In the material below, find all lines with the string "description" and copy them.

━━━ Input data ━━━

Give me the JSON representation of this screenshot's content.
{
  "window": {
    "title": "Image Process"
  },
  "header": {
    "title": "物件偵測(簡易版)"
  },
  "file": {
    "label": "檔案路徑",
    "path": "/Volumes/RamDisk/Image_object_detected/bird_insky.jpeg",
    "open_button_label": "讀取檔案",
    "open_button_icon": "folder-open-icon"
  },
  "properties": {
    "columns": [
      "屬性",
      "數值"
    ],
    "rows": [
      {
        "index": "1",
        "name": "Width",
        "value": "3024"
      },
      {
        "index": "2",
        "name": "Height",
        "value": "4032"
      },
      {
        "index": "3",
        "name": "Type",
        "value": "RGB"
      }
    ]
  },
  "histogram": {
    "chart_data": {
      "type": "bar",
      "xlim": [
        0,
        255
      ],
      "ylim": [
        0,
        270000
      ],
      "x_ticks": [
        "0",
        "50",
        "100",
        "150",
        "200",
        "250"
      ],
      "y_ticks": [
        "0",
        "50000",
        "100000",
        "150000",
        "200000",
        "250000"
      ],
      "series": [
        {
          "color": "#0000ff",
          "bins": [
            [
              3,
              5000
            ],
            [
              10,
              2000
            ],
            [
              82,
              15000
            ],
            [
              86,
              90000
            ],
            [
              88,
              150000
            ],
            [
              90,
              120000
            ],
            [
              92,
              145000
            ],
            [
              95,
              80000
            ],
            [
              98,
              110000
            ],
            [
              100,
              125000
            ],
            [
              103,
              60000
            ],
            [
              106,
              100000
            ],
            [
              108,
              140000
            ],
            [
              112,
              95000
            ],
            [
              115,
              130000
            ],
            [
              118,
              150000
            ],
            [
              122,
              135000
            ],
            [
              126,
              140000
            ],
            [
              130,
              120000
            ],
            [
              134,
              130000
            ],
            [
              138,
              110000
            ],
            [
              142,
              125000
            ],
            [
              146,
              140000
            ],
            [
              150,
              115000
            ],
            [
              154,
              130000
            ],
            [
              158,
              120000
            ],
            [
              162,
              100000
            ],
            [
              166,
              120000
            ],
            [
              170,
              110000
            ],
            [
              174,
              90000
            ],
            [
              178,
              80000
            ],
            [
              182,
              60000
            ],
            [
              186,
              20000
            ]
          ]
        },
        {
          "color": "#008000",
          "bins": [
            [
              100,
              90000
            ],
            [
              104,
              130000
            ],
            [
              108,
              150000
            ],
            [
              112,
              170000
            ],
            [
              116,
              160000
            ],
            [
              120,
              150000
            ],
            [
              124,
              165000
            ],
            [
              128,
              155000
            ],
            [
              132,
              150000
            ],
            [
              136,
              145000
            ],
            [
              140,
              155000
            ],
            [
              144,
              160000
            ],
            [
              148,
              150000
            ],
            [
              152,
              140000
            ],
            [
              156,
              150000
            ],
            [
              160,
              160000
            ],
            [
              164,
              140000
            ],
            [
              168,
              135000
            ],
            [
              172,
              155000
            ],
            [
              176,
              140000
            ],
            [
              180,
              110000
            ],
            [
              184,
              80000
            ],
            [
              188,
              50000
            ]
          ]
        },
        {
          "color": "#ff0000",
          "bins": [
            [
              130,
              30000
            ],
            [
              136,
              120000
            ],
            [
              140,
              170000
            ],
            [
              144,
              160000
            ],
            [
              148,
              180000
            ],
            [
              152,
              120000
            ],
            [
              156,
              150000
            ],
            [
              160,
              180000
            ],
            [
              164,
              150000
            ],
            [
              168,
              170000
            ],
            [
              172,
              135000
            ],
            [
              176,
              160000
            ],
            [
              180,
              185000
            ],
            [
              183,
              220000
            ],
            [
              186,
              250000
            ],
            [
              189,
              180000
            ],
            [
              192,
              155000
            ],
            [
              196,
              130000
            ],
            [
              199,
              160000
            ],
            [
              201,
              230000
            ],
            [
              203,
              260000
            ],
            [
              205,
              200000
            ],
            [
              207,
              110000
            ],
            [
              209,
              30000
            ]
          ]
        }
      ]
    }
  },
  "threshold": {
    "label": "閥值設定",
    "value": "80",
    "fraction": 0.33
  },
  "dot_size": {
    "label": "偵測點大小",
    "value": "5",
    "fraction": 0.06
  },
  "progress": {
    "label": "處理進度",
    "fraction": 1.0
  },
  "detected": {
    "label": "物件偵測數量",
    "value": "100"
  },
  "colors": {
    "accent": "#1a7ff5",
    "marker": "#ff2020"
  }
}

━━━
━━━ Input data ━━━

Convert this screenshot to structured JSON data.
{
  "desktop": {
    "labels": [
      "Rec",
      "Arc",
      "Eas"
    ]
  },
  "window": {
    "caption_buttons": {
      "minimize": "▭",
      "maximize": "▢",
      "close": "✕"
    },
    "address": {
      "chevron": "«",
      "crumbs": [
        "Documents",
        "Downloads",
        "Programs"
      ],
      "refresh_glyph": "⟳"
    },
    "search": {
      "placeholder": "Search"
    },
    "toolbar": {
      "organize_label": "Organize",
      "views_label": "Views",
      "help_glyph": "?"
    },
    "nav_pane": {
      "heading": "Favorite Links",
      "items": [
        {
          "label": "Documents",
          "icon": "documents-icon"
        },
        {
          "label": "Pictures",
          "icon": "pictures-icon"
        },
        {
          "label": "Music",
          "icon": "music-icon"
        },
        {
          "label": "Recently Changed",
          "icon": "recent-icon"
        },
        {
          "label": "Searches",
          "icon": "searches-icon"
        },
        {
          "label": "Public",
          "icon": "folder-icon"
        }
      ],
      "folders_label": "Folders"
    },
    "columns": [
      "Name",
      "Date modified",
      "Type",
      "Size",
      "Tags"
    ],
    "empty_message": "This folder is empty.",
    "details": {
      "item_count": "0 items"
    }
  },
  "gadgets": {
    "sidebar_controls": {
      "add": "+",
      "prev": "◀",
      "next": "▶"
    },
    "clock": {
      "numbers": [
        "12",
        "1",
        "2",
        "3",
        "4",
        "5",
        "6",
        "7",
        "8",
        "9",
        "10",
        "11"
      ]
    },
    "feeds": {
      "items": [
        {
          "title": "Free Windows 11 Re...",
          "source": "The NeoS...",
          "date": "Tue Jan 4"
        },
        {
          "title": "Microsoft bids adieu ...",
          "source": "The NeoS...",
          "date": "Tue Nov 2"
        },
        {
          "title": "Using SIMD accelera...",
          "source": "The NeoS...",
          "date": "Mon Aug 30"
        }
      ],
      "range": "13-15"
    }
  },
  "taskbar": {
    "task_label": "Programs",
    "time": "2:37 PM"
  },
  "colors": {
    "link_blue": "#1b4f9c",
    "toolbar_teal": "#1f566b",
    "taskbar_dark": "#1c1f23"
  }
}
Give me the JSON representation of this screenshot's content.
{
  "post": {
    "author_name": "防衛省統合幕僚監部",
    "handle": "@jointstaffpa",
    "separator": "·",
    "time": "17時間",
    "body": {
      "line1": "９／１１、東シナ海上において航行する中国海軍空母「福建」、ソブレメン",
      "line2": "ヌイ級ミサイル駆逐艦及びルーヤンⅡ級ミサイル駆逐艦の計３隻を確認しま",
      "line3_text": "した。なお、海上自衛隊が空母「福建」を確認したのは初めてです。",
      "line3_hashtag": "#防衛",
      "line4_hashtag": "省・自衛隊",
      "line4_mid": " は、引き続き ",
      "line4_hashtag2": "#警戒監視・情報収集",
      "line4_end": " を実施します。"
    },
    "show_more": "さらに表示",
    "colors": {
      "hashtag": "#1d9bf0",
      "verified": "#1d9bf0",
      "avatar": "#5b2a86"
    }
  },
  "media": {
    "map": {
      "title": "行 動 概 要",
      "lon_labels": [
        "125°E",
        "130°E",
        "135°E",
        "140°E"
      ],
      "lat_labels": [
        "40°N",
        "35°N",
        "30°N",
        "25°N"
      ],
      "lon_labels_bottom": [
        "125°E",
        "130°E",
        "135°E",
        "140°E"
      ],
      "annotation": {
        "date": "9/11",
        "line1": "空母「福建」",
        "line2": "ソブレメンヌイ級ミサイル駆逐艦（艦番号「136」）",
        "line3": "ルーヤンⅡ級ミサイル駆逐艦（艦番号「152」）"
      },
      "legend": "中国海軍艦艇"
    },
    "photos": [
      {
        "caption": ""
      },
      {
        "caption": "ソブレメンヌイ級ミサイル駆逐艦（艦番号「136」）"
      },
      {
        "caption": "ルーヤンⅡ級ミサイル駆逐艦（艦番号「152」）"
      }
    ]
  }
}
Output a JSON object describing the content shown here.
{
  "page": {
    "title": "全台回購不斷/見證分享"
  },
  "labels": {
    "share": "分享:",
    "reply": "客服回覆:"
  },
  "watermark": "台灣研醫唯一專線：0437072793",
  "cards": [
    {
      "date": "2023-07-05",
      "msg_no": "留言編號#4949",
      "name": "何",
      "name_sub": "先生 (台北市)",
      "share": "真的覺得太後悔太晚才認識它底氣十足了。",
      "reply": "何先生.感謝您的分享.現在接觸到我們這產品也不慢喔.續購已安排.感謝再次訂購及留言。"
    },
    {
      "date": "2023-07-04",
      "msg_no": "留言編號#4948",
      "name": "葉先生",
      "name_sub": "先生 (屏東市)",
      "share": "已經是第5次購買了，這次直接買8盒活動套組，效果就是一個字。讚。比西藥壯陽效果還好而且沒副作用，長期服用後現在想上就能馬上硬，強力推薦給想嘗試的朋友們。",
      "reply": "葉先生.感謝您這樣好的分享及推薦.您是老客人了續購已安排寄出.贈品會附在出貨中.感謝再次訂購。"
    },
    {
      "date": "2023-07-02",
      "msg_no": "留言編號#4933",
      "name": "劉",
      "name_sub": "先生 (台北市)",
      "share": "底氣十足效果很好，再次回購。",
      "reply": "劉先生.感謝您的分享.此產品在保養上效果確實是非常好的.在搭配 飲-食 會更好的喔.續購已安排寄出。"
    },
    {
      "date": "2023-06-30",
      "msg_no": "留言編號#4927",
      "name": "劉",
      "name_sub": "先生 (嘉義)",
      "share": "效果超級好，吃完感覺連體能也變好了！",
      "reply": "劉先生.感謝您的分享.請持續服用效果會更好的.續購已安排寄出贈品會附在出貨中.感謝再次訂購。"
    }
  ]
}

━━━
━━━ Input data ━━━

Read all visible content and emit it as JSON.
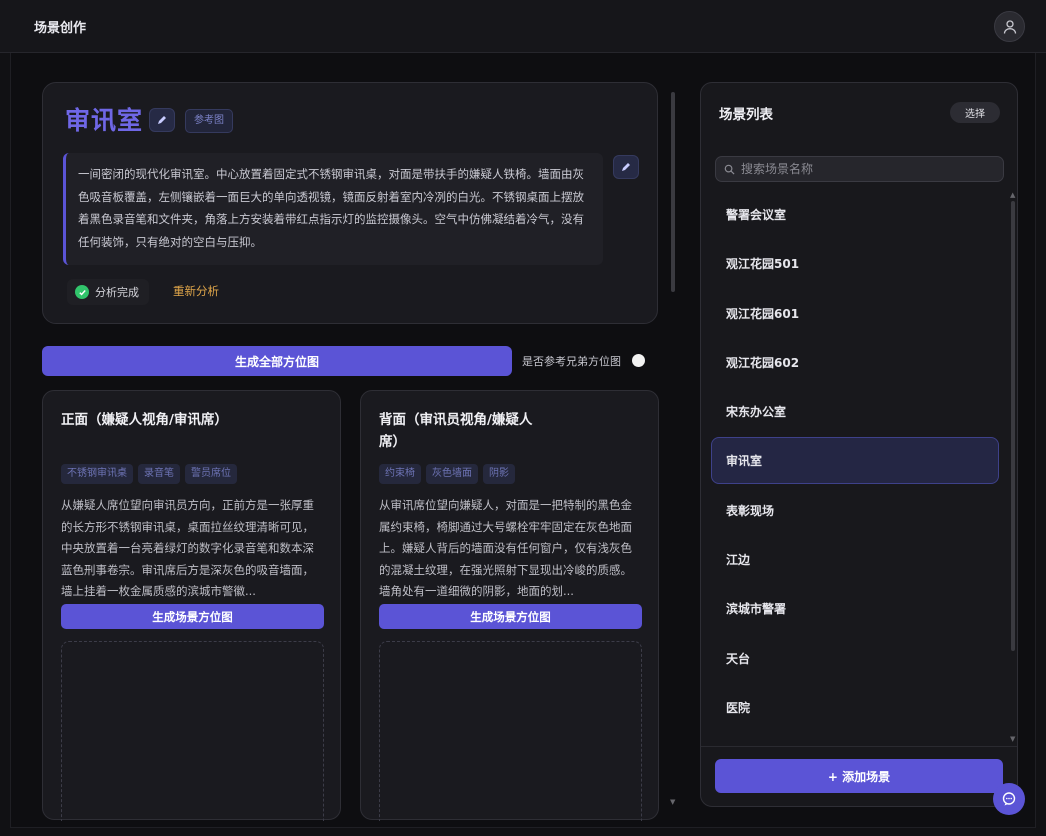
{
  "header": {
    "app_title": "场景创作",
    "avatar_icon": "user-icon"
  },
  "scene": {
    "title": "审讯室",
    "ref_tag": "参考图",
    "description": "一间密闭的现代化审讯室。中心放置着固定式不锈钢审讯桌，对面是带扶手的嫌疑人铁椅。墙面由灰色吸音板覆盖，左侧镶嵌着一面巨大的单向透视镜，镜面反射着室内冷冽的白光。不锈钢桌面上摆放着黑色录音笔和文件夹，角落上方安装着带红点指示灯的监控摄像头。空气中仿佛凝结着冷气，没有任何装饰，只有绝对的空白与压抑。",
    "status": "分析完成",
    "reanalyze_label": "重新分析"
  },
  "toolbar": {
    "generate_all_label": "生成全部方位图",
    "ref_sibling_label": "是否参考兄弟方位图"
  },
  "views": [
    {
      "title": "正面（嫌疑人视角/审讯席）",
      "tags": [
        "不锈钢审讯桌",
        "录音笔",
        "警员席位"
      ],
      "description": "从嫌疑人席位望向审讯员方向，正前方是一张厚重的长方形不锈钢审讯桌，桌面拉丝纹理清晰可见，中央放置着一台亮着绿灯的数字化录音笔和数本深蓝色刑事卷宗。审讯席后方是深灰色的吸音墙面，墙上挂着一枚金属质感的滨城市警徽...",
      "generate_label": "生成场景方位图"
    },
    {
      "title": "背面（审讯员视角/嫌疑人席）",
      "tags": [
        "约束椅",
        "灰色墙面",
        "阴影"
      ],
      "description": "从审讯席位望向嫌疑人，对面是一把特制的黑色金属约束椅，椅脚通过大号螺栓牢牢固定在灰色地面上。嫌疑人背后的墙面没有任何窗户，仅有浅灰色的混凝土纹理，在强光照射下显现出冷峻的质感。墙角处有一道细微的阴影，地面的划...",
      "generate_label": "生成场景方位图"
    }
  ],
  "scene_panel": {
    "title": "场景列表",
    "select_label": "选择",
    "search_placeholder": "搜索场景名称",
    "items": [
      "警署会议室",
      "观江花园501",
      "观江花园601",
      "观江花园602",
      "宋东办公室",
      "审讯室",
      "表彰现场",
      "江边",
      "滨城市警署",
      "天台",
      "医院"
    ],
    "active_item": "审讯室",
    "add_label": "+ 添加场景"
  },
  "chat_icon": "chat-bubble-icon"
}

━━━

• **Complete answer**
    "description": "一间密闭的现代化审讯室。中心放置着固定式不锈钢审讯桌，对面是带扶手的嫌疑人铁椅。墙面由灰色吸音板覆盖，左侧镶嵌着一面巨大的单向透视镜，镜面反射着室内冷冽的白光。不锈钢桌面上摆放着黑色录音笔和文件夹，角落上方安装着带红点指示灯的监控摄像头。空气中仿佛凝结着冷气，没有任何装饰，只有绝对的空白与压抑。",
      "description": "从嫌疑人席位望向审讯员方向，正前方是一张厚重的长方形不锈钢审讯桌，桌面拉丝纹理清晰可见，中央放置着一台亮着绿灯的数字化录音笔和数本深蓝色刑事卷宗。审讯席后方是深灰色的吸音墙面，墙上挂着一枚金属质感的滨城市警徽...",
      "description": "从审讯席位望向嫌疑人，对面是一把特制的黑色金属约束椅，椅脚通过大号螺栓牢牢固定在灰色地面上。嫌疑人背后的墙面没有任何窗户，仅有浅灰色的混凝土纹理，在强光照射下显现出冷峻的质感。墙角处有一道细微的阴影，地面的划...",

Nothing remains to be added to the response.